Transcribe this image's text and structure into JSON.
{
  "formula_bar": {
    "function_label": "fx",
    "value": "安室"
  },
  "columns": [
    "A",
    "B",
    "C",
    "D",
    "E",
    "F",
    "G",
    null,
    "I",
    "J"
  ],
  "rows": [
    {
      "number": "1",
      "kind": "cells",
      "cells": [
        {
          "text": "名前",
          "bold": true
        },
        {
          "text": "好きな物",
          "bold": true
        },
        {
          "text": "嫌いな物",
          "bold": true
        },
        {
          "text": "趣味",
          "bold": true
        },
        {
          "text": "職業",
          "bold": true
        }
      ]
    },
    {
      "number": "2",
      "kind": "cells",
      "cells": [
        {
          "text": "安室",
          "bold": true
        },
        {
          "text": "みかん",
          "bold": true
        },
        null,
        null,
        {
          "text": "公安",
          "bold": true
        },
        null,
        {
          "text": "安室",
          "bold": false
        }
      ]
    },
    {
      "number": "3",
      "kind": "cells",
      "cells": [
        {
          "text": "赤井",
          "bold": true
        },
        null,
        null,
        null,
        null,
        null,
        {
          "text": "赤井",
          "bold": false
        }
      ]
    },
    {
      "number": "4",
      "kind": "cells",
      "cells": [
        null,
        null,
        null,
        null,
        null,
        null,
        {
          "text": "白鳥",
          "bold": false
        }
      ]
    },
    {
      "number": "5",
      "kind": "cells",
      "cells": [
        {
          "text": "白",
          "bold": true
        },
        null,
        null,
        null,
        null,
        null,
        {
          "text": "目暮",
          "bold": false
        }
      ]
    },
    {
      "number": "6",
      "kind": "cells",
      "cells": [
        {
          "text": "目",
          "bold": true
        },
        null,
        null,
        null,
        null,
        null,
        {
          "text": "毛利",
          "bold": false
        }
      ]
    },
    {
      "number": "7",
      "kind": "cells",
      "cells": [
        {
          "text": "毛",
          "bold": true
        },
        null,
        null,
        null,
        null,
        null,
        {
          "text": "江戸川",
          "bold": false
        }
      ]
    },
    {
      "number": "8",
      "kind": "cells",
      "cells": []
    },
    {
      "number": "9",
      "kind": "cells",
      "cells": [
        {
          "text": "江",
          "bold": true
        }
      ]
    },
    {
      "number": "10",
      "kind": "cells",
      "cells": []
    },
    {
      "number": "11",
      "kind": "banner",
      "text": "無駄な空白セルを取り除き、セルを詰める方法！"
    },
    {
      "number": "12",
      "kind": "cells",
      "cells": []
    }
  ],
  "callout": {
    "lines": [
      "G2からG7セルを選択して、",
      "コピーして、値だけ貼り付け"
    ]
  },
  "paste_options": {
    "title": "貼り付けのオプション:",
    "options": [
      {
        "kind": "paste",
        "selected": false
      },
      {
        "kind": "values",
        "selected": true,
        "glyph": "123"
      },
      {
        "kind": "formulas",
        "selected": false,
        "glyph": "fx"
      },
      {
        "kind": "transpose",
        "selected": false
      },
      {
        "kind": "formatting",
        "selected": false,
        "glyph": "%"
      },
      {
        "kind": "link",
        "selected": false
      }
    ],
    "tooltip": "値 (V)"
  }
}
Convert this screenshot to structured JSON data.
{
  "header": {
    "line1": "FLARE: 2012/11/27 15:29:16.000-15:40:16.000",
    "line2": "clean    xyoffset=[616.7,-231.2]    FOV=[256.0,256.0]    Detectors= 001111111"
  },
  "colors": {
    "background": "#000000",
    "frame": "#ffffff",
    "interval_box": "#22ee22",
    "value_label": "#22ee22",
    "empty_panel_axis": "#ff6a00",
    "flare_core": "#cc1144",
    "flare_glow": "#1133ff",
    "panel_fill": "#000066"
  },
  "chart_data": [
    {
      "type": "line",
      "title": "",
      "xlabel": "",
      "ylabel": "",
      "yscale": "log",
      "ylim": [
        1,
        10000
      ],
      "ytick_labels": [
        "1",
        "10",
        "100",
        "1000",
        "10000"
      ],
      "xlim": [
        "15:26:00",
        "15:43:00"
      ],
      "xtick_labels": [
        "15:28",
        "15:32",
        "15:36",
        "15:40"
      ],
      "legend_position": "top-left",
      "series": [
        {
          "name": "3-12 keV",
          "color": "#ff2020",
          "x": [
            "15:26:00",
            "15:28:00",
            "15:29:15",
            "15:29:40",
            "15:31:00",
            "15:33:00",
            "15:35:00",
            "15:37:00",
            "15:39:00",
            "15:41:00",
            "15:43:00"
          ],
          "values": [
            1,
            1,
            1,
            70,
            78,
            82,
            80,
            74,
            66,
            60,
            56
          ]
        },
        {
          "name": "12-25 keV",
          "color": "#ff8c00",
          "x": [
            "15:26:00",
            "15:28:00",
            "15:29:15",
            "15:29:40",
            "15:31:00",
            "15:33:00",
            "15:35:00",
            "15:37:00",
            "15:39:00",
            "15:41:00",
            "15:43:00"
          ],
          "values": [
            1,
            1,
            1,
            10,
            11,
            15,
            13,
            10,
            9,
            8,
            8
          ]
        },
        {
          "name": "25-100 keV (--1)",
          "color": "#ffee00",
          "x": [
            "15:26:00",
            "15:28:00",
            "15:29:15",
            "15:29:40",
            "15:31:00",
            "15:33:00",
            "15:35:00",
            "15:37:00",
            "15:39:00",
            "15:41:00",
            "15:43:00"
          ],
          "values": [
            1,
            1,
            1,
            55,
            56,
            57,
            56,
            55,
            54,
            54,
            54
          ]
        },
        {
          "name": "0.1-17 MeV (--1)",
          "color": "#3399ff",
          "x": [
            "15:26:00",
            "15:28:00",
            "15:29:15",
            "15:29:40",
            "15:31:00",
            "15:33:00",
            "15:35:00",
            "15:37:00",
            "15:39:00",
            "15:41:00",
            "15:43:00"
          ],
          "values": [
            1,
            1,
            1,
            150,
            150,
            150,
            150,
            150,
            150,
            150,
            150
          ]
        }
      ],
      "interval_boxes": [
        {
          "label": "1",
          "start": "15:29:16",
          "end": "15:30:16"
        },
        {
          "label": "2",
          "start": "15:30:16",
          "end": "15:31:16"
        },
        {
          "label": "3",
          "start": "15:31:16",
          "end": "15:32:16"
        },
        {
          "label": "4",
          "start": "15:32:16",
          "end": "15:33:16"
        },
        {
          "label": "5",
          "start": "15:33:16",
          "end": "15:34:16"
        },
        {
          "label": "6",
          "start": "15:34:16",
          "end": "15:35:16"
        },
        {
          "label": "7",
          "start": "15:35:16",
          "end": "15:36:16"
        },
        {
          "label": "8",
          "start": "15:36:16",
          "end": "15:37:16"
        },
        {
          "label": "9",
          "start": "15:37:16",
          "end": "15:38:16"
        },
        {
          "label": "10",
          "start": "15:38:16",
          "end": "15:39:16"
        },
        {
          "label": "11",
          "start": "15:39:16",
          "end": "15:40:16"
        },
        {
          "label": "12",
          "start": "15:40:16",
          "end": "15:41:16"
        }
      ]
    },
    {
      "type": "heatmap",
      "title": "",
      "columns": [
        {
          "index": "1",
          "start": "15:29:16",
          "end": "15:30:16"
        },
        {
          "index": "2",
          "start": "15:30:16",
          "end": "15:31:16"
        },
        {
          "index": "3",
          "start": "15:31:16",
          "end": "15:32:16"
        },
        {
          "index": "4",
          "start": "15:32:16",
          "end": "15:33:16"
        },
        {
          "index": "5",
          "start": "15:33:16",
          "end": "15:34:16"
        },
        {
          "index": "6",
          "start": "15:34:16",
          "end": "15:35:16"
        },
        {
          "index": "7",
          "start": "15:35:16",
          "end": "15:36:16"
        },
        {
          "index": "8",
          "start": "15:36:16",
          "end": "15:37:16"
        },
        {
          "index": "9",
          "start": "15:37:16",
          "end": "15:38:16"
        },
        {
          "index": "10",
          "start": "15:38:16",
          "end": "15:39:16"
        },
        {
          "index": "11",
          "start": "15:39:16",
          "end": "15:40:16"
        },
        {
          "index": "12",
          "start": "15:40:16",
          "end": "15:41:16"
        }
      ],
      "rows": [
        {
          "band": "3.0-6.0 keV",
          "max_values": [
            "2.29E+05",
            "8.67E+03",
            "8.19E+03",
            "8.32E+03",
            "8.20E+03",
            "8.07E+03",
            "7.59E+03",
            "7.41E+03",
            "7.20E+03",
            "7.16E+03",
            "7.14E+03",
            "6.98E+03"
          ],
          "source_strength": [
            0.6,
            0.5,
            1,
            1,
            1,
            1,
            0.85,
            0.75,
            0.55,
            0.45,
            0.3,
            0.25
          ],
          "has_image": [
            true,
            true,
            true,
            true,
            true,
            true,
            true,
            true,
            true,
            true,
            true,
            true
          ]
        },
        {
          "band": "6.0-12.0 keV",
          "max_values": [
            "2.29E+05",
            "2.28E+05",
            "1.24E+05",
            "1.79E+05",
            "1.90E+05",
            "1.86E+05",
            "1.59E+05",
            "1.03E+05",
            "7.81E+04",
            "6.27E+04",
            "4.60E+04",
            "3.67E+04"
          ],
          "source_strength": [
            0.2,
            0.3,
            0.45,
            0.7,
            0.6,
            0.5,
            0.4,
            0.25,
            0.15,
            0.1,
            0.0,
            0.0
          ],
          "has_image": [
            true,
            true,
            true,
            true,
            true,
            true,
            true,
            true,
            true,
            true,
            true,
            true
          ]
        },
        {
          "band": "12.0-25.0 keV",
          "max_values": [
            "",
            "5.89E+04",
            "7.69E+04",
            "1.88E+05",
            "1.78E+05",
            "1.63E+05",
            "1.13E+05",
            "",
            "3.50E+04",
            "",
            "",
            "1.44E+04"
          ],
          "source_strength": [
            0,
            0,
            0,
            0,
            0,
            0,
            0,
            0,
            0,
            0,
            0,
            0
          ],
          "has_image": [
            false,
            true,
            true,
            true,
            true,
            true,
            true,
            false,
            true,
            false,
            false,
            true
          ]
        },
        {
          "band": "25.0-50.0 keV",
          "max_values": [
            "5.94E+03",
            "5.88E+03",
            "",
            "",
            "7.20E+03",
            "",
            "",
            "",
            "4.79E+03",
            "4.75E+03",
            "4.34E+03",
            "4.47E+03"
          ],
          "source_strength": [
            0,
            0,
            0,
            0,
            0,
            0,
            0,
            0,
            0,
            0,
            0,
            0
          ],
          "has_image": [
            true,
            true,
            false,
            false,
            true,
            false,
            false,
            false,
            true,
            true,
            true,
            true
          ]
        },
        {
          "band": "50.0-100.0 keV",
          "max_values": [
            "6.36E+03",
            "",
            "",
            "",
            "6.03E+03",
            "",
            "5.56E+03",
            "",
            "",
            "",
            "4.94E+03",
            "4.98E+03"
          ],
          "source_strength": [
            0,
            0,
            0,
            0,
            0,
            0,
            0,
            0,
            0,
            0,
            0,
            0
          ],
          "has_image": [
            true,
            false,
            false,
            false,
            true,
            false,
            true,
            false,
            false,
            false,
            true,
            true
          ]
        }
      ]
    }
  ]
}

===

**INSTRUCTIONS TO FOLLOW:**
Check every line of the material for the string "index" and give the number of lines that have it, without anything else.

**RESULT FOR THIS TASK:**
12